-- BEGIN Raw data --
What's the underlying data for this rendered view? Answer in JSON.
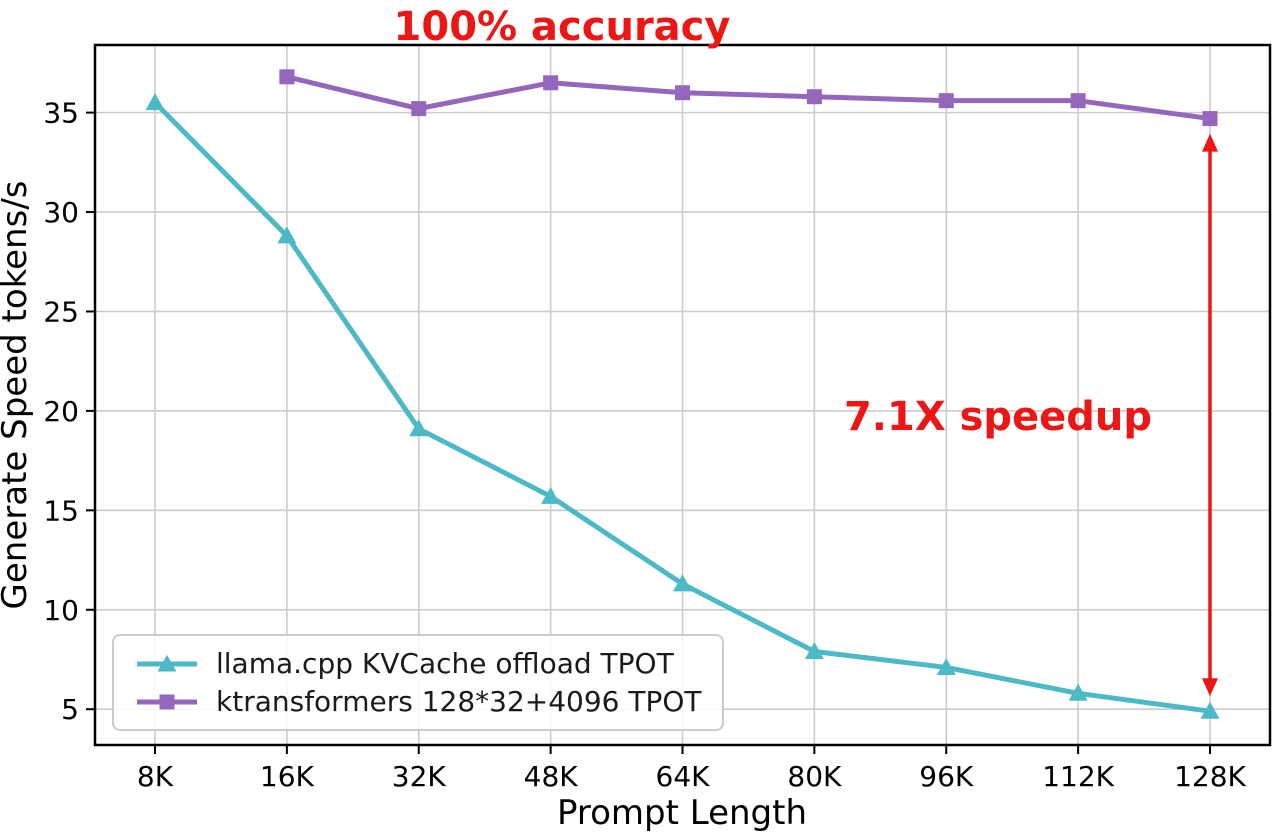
{
  "chart_data": {
    "type": "line",
    "title_annotation": "100% accuracy",
    "speedup_annotation": "7.1X speedup",
    "annotation_color": "#ee1515",
    "xlabel": "Prompt Length",
    "ylabel": "Generate Speed tokens/s",
    "categories": [
      "8K",
      "16K",
      "32K",
      "48K",
      "64K",
      "80K",
      "96K",
      "112K",
      "128K"
    ],
    "yticks": [
      5,
      10,
      15,
      20,
      25,
      30,
      35
    ],
    "ylim": [
      3.2,
      38.4
    ],
    "grid": true,
    "legend_position": "lower-left",
    "series": [
      {
        "name": "llama.cpp KVCache offload TPOT",
        "color": "#4bb9c6",
        "marker": "triangle",
        "values": [
          35.5,
          28.8,
          19.1,
          15.7,
          11.3,
          7.9,
          7.1,
          5.8,
          4.9
        ]
      },
      {
        "name": "ktransformers 128*32+4096 TPOT",
        "color": "#9467bd",
        "marker": "square",
        "values": [
          null,
          36.8,
          35.2,
          36.5,
          36.0,
          35.8,
          35.6,
          35.6,
          34.7
        ]
      }
    ],
    "arrow": {
      "category": "128K",
      "from": 34.7,
      "to": 4.9
    }
  }
}
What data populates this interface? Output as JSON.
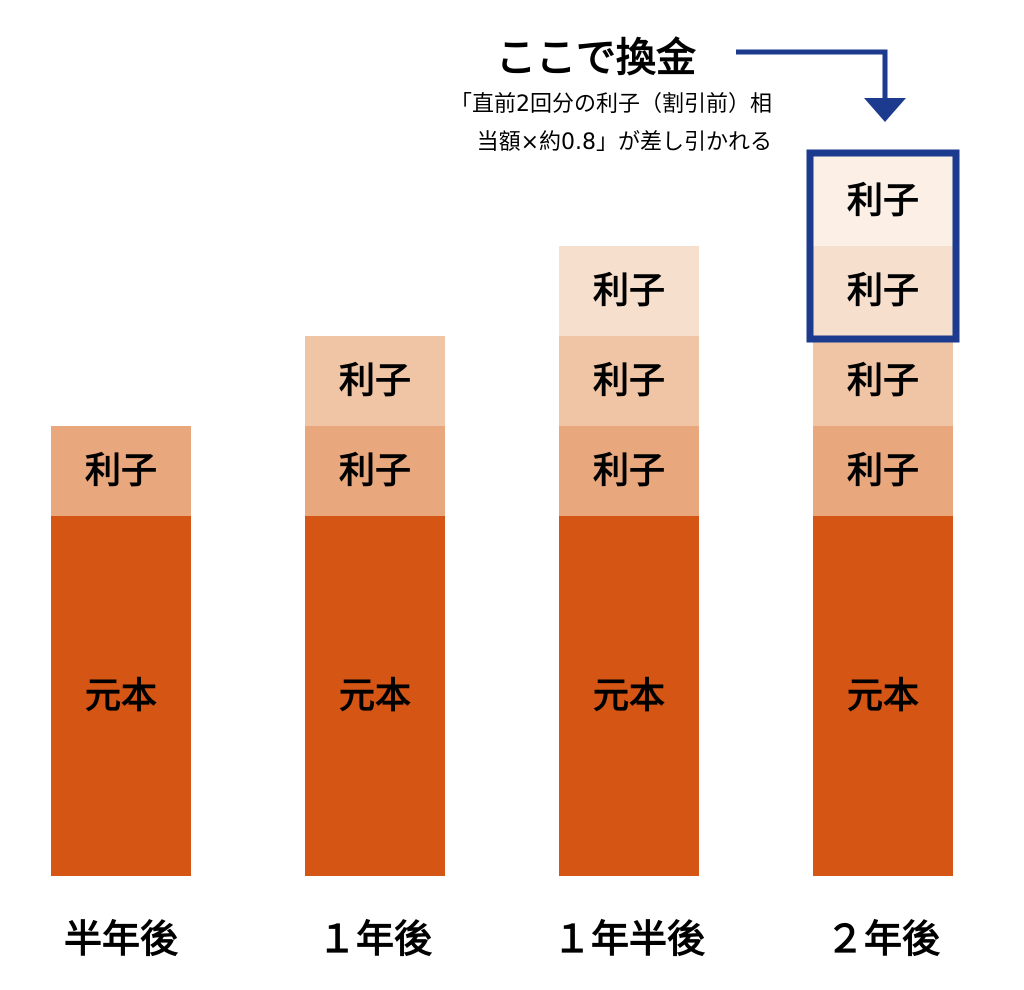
{
  "chart_data": {
    "type": "bar",
    "stacked": true,
    "categories": [
      "半年後",
      "１年後",
      "１年半後",
      "２年後"
    ],
    "series": [
      {
        "name": "元本",
        "values": [
          1,
          1,
          1,
          1
        ]
      },
      {
        "name": "利子",
        "values": [
          0.25,
          0.25,
          0.25,
          0.25
        ]
      },
      {
        "name": "利子",
        "values": [
          0,
          0.25,
          0.25,
          0.25
        ]
      },
      {
        "name": "利子",
        "values": [
          0,
          0,
          0.25,
          0.25
        ]
      },
      {
        "name": "利子",
        "values": [
          0,
          0,
          0,
          0.25
        ]
      }
    ],
    "segment_labels": {
      "principal": "元本",
      "interest": "利子"
    },
    "colors": {
      "principal": "#d55515",
      "interest": [
        "#e9a77d",
        "#f0c5a5",
        "#f7dfcd",
        "#fcefe6"
      ],
      "highlight": "#1c3b8f"
    },
    "annotation": {
      "title": "ここで換金",
      "note_line1": "「直前2回分の利子（割引前）相",
      "note_line2": "当額×約0.8」が差し引かれる",
      "highlight_category": "２年後",
      "highlight_segments": 2
    },
    "title": "",
    "xlabel": "",
    "ylabel": "",
    "ylim": [
      0,
      2
    ],
    "grid": false,
    "legend": "none"
  }
}
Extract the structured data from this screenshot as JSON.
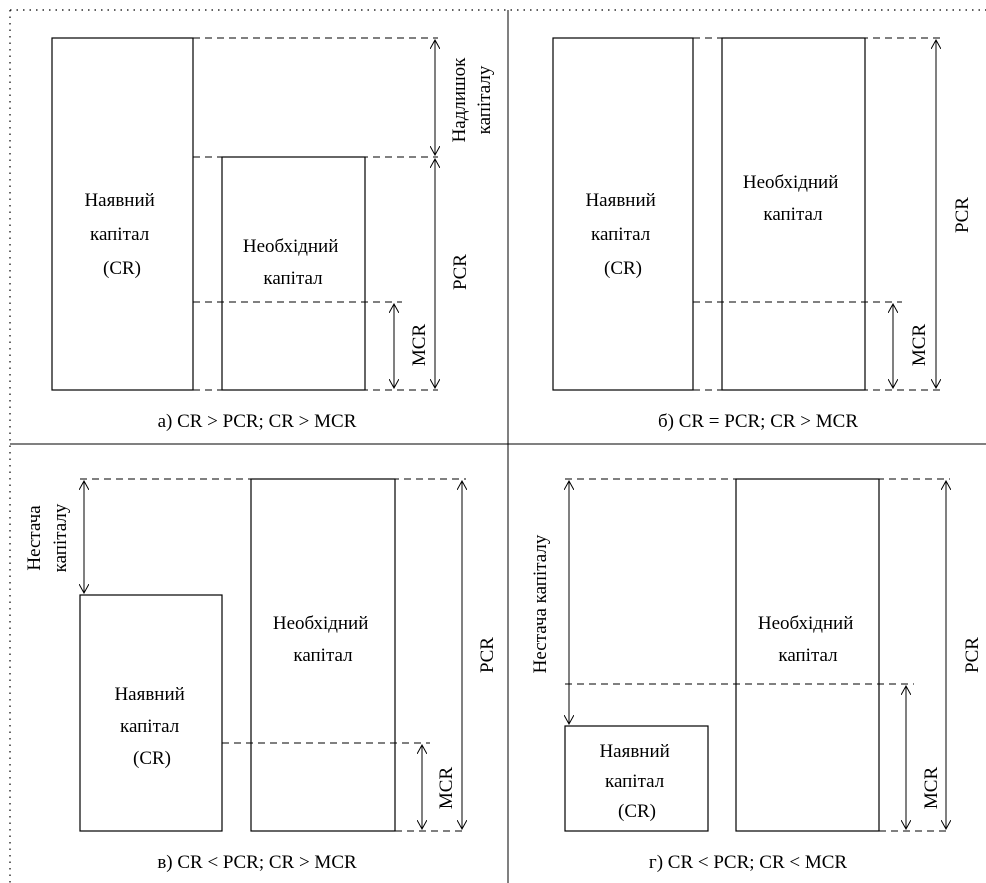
{
  "panels": {
    "a": {
      "caption": "а) CR > PCR; CR > MCR",
      "available": [
        "Наявний",
        "капітал",
        "(CR)"
      ],
      "required": [
        "Необхідний",
        "капітал"
      ],
      "gap_label": [
        "Надлишок",
        "капіталу"
      ],
      "pcr_label": "PCR",
      "mcr_label": "MCR"
    },
    "b": {
      "caption": "б) CR = PCR; CR > MCR",
      "available": [
        "Наявний",
        "капітал",
        "(CR)"
      ],
      "required": [
        "Необхідний",
        "капітал"
      ],
      "pcr_label": "PCR",
      "mcr_label": "MCR"
    },
    "c": {
      "caption": "в) CR < PCR; CR > MCR",
      "available": [
        "Наявний",
        "капітал",
        "(CR)"
      ],
      "required": [
        "Необхідний",
        "капітал"
      ],
      "gap_label": [
        "Нестача",
        "капіталу"
      ],
      "pcr_label": "PCR",
      "mcr_label": "MCR"
    },
    "d": {
      "caption": "г) CR < PCR; CR < MCR",
      "available": [
        "Наявний",
        "капітал",
        "(CR)"
      ],
      "required": [
        "Необхідний",
        "капітал"
      ],
      "gap_label": "Нестача капіталу",
      "pcr_label": "PCR",
      "mcr_label": "MCR"
    }
  }
}
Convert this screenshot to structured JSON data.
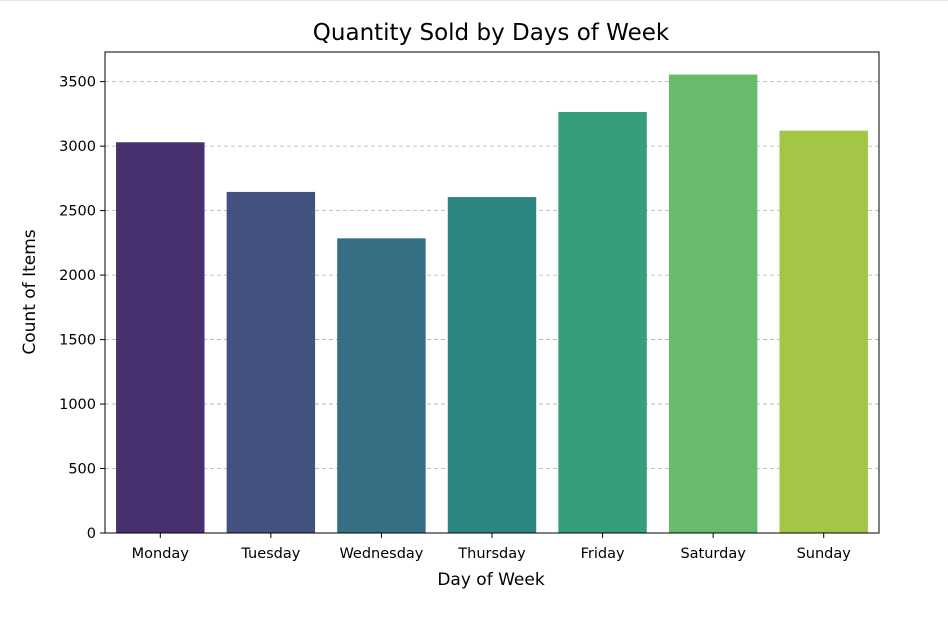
-- END Raw data --
_Exercise brief_
Drop the images and quote the entries word for word.

_Solution to the problem_
What's the underlying data for this rendered view? Answer in JSON.
{
  "chart_data": {
    "type": "line",
    "title_annotation": "100% accuracy",
    "speedup_annotation": "7.1X speedup",
    "annotation_color": "#ee1515",
    "xlabel": "Prompt Length",
    "ylabel": "Generate Speed tokens/s",
    "categories": [
      "8K",
      "16K",
      "32K",
      "48K",
      "64K",
      "80K",
      "96K",
      "112K",
      "128K"
    ],
    "yticks": [
      5,
      10,
      15,
      20,
      25,
      30,
      35
    ],
    "ylim": [
      3.2,
      38.4
    ],
    "grid": true,
    "legend_position": "lower-left",
    "series": [
      {
        "name": "llama.cpp KVCache offload TPOT",
        "color": "#4bb9c6",
        "marker": "triangle",
        "values": [
          35.5,
          28.8,
          19.1,
          15.7,
          11.3,
          7.9,
          7.1,
          5.8,
          4.9
        ]
      },
      {
        "name": "ktransformers 128*32+4096 TPOT",
        "color": "#9467bd",
        "marker": "square",
        "values": [
          null,
          36.8,
          35.2,
          36.5,
          36.0,
          35.8,
          35.6,
          35.6,
          34.7
        ]
      }
    ],
    "arrow": {
      "category": "128K",
      "from": 34.7,
      "to": 4.9
    }
  }
}
What data populates this interface? Output as JSON.
{
  "chart_data": {
    "type": "bar",
    "stacked": true,
    "categories": [
      "半年後",
      "１年後",
      "１年半後",
      "２年後"
    ],
    "series": [
      {
        "name": "元本",
        "values": [
          1,
          1,
          1,
          1
        ]
      },
      {
        "name": "利子",
        "values": [
          0.25,
          0.25,
          0.25,
          0.25
        ]
      },
      {
        "name": "利子",
        "values": [
          0,
          0.25,
          0.25,
          0.25
        ]
      },
      {
        "name": "利子",
        "values": [
          0,
          0,
          0.25,
          0.25
        ]
      },
      {
        "name": "利子",
        "values": [
          0,
          0,
          0,
          0.25
        ]
      }
    ],
    "segment_labels": {
      "principal": "元本",
      "interest": "利子"
    },
    "colors": {
      "principal": "#d55515",
      "interest": [
        "#e9a77d",
        "#f0c5a5",
        "#f7dfcd",
        "#fcefe6"
      ],
      "highlight": "#1c3b8f"
    },
    "annotation": {
      "title": "ここで換金",
      "note_line1": "「直前2回分の利子（割引前）相",
      "note_line2": "当額×約0.8」が差し引かれる",
      "highlight_category": "２年後",
      "highlight_segments": 2
    },
    "title": "",
    "xlabel": "",
    "ylabel": "",
    "ylim": [
      0,
      2
    ],
    "grid": false,
    "legend": "none"
  }
}
Extract the structured data from this screenshot as JSON.
{
  "panels": {
    "a": {
      "caption": "а) CR > PCR; CR > MCR",
      "available": [
        "Наявний",
        "капітал",
        "(CR)"
      ],
      "required": [
        "Необхідний",
        "капітал"
      ],
      "gap_label": [
        "Надлишок",
        "капіталу"
      ],
      "pcr_label": "PCR",
      "mcr_label": "MCR"
    },
    "b": {
      "caption": "б) CR = PCR; CR > MCR",
      "available": [
        "Наявний",
        "капітал",
        "(CR)"
      ],
      "required": [
        "Необхідний",
        "капітал"
      ],
      "pcr_label": "PCR",
      "mcr_label": "MCR"
    },
    "c": {
      "caption": "в) CR < PCR; CR > MCR",
      "available": [
        "Наявний",
        "капітал",
        "(CR)"
      ],
      "required": [
        "Необхідний",
        "капітал"
      ],
      "gap_label": [
        "Нестача",
        "капіталу"
      ],
      "pcr_label": "PCR",
      "mcr_label": "MCR"
    },
    "d": {
      "caption": "г) CR < PCR; CR < MCR",
      "available": [
        "Наявний",
        "капітал",
        "(CR)"
      ],
      "required": [
        "Необхідний",
        "капітал"
      ],
      "gap_label": "Нестача капіталу",
      "pcr_label": "PCR",
      "mcr_label": "MCR"
    }
  }
}
Convert this screenshot to structured JSON data.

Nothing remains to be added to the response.